— Written request 1 —
From the spoonerism post, quote the text word for word, beginning at the words "In Reply to: Spoonerisms" and stopping after the words "pair of words.".
— Written request 2 —
In the spoonerism post, how does the quoted dictionary.com entry define a spoonerism?

──────── Excerpted passage ────────

Posted by TheFallen on November 13, 2002

In Reply to: Spoonerisms posted by Bruce Kahl on November 13, 2002

: : : : Recent discussions prompt me to wonder what exactly a spoonerism is. Is it simply a transposition of letters or syllables, or do the transposed elements have to make sense? For example, "cattleships and bruisers" makes sense but "naily dewspaper" doesn't. Any advice?

: : : From dictionary.com

: : : Word of the Day for Monday April 15, 2002:

: : : spoonerism \SPOO-nuh-riz-uhm\, noun:
: : : The transposition of usually initial sounds in a pair of words.

: : : Some examples:
: : : We all know what it is to have a half-warmed fish ["half-formed wish"] inside us.
: : : The Lord is a shoving leopard ["loving shepherd"].
: : : It is kisstomary to cuss ["customary to kiss"] the bride.
: : : Is the bean dizzy ["dean busy"]?
: : : When the boys come back from France, we'll have the hags flung out ["flags hung out"]!

──────── Supplied records ────────

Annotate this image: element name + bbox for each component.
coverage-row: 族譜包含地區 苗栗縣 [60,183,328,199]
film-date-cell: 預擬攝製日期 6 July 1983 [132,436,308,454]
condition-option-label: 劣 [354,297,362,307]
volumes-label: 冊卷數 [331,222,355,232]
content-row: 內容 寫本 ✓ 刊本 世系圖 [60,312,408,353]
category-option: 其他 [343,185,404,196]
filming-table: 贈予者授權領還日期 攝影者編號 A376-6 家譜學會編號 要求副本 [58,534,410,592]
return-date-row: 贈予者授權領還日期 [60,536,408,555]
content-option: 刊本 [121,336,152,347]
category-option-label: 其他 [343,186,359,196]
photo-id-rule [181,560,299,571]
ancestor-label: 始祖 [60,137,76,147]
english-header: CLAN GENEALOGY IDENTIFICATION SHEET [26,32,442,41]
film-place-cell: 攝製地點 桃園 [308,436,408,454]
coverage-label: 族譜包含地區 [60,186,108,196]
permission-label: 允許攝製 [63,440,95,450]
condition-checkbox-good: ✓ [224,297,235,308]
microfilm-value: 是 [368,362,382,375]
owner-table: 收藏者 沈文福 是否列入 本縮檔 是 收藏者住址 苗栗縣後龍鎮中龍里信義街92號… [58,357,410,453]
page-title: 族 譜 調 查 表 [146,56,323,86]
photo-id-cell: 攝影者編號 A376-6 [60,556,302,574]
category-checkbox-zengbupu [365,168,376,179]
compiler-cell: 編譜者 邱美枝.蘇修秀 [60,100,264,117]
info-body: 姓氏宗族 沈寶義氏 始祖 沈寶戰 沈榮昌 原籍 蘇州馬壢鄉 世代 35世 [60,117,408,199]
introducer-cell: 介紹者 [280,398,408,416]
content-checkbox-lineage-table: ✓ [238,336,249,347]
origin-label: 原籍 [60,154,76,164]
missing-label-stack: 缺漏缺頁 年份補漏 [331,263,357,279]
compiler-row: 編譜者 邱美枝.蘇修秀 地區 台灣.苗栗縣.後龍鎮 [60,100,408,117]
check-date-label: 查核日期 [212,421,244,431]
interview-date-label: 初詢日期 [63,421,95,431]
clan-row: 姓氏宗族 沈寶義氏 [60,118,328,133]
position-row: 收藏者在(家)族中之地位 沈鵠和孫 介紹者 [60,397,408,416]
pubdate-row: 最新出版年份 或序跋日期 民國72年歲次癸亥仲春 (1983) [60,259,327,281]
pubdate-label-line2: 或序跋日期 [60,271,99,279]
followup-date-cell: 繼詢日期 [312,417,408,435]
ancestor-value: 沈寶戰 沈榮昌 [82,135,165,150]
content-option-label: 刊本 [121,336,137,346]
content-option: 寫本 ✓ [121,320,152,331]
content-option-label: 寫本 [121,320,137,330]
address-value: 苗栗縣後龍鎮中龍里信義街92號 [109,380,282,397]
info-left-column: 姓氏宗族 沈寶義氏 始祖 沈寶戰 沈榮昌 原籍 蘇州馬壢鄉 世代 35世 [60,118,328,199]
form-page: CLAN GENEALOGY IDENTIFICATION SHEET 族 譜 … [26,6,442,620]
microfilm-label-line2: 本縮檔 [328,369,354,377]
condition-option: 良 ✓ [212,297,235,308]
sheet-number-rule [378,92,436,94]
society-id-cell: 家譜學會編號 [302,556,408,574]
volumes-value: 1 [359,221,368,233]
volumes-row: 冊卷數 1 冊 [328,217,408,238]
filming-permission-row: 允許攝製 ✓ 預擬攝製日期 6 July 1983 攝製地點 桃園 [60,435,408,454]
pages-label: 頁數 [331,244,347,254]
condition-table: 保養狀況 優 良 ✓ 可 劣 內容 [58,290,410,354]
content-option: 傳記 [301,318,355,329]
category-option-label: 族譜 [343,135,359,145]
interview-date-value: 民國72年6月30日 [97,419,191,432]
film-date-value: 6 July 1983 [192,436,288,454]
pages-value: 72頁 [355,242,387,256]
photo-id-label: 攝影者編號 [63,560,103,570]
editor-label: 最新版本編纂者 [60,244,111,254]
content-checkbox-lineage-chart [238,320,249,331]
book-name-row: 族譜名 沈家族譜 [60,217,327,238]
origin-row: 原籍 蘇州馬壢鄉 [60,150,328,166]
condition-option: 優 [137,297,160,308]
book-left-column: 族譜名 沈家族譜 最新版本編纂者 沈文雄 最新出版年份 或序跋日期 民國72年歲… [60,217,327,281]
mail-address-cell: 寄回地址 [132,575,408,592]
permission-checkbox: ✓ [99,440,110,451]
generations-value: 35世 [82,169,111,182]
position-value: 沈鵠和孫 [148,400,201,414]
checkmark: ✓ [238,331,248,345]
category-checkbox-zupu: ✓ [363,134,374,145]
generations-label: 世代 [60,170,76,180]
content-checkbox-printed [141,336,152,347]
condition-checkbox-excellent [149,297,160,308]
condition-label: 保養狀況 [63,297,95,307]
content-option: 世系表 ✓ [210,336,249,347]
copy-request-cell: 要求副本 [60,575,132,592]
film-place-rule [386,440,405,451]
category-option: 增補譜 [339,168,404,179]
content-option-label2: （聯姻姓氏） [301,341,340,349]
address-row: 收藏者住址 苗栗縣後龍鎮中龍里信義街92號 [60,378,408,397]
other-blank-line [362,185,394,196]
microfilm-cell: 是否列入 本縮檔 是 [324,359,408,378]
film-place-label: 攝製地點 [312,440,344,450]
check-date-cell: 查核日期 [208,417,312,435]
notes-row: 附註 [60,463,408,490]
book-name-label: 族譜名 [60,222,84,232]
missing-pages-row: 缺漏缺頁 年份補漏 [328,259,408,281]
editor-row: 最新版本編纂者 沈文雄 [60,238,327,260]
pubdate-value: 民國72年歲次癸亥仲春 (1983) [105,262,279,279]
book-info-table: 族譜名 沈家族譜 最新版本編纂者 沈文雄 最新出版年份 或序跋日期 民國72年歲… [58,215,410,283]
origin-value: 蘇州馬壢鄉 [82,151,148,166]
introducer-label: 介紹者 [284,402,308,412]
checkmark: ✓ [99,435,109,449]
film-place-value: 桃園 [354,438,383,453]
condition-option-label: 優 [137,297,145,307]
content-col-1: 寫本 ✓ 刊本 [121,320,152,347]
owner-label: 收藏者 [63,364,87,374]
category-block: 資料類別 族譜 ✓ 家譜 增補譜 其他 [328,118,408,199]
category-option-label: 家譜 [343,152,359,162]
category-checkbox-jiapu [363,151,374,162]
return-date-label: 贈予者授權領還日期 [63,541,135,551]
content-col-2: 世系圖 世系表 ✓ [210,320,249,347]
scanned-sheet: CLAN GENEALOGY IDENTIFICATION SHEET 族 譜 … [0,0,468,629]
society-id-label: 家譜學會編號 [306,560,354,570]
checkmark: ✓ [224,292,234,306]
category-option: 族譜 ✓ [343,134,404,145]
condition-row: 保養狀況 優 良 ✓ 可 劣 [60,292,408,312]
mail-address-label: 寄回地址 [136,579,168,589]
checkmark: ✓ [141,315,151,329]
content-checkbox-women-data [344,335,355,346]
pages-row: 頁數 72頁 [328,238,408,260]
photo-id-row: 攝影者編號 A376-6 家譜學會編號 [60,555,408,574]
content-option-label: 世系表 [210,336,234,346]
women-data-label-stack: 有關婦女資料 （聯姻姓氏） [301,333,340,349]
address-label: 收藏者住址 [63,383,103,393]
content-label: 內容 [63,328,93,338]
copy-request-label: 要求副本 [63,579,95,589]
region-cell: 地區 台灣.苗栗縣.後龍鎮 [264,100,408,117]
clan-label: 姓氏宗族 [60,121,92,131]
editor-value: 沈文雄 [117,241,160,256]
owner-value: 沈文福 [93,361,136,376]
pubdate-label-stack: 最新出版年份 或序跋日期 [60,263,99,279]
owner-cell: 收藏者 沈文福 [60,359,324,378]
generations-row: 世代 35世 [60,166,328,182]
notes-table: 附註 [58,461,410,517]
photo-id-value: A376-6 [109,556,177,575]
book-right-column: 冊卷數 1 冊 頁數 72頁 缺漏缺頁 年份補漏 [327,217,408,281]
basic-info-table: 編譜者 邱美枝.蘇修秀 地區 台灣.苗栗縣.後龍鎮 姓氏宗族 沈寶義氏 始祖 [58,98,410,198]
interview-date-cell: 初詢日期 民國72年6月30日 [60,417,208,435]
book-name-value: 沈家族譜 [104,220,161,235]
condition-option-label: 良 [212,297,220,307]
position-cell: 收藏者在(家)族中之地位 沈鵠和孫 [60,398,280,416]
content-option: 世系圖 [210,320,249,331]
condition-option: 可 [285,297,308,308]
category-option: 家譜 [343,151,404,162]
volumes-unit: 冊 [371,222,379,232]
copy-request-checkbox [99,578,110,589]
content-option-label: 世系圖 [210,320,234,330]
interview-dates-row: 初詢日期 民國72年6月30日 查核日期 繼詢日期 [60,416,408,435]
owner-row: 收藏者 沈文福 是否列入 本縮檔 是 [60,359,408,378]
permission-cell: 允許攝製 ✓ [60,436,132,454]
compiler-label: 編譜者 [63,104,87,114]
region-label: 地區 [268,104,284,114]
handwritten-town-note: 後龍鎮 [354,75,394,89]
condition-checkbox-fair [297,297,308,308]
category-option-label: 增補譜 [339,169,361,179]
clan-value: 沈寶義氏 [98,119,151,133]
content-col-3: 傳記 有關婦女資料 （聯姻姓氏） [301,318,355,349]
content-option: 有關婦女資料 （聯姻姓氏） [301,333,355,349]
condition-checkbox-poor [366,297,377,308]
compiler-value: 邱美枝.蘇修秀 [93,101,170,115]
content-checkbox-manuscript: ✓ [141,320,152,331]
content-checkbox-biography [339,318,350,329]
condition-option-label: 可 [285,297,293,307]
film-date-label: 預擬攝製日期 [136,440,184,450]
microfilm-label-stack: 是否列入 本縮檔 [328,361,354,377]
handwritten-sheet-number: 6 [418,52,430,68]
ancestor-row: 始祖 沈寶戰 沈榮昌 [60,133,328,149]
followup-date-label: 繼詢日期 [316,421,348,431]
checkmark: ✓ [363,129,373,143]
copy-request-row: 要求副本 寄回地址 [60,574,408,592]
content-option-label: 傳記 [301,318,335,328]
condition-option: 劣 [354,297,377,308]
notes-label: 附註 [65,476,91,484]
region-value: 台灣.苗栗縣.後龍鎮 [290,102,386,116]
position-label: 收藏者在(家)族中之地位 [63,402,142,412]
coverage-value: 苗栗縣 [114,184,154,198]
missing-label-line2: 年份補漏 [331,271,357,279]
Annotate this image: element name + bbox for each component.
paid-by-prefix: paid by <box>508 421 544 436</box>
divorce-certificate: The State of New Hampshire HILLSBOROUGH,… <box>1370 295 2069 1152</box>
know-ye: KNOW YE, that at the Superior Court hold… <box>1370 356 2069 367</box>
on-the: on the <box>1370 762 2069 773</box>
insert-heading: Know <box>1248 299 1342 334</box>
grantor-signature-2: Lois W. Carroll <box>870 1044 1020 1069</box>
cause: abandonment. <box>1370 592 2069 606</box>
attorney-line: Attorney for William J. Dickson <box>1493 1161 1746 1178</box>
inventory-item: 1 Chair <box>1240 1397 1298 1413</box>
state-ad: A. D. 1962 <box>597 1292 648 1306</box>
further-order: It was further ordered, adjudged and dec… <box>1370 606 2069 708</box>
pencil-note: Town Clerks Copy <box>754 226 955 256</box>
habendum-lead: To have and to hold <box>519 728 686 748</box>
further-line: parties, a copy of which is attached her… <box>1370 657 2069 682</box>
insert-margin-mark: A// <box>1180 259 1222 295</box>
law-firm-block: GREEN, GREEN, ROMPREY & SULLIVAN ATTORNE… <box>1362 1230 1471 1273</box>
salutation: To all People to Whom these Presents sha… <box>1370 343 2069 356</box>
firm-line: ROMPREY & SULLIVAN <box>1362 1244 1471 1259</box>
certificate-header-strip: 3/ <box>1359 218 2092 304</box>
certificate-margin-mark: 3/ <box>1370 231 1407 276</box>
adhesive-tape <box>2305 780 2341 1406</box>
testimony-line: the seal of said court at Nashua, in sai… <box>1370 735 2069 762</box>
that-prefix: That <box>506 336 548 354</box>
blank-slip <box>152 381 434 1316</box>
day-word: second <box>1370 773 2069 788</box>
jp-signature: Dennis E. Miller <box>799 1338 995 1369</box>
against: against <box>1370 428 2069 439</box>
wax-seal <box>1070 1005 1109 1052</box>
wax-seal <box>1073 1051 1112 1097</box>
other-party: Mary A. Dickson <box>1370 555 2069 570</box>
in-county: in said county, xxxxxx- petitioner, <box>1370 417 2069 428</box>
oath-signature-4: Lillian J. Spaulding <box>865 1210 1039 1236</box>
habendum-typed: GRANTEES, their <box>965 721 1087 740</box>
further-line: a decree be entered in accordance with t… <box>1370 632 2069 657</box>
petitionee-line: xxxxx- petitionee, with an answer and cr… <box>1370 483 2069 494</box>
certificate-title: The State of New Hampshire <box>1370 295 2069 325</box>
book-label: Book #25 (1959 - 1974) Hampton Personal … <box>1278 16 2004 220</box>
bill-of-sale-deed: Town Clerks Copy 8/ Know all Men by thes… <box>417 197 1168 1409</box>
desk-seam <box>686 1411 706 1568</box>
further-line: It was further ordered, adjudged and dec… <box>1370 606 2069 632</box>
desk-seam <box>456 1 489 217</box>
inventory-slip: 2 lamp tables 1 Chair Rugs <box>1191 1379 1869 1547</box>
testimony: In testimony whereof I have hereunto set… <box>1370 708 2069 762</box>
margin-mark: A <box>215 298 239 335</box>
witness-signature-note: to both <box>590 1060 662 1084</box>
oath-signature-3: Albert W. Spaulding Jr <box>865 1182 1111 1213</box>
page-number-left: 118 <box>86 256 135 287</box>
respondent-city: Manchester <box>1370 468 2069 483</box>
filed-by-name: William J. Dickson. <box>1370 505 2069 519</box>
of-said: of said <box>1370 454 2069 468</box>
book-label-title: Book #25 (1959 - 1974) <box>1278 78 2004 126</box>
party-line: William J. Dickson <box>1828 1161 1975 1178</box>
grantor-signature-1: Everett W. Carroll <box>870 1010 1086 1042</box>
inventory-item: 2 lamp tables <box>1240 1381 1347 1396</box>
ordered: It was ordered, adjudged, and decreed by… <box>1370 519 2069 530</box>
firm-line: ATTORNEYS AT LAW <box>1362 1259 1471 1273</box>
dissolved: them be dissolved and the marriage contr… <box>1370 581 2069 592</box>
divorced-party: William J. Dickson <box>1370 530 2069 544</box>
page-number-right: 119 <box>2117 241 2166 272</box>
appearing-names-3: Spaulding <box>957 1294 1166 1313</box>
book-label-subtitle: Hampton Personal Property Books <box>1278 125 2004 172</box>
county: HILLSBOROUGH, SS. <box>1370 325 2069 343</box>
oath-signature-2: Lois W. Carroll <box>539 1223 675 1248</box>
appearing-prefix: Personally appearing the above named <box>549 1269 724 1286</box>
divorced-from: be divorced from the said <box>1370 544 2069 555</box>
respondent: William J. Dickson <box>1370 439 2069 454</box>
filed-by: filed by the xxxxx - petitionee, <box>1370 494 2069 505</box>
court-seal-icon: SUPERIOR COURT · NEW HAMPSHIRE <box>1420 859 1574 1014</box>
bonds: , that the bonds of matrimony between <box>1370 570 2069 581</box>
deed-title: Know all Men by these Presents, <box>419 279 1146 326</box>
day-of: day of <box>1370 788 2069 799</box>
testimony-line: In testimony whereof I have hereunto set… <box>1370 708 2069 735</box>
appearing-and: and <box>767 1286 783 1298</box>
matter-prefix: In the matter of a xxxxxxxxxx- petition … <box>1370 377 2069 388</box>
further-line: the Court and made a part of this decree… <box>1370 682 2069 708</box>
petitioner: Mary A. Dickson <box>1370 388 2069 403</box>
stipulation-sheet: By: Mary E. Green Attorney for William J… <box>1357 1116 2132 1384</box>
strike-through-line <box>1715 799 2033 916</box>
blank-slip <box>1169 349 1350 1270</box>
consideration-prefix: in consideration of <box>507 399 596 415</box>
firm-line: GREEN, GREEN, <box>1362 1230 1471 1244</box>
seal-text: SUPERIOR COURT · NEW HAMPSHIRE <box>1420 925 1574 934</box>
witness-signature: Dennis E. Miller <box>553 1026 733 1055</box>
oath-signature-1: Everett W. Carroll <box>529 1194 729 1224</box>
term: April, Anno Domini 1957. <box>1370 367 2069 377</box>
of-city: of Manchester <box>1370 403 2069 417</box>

────────

— Output 1 —
In Reply to: Spoonerisms posted by Bruce Kahl on November 13, 2002

: : : : Recent discussions prompt me to wonder what exactly a spoonerism is. Is it simply a transposition of letters or syllables, or do the transposed elements have to make sense? For example, "cattleships and bruisers" makes sense but "naily dewspaper" doesn't. Any advice?

: : : From dictionary.com

: : : Word of the Day for Monday April 15, 2002:

: : : spoonerism \SPOO-nuh-riz-uhm\, noun:
: : : The transposition of usually initial sounds in a pair of words.

— Output 2 —
The transposition of usually initial sounds in a pair of words.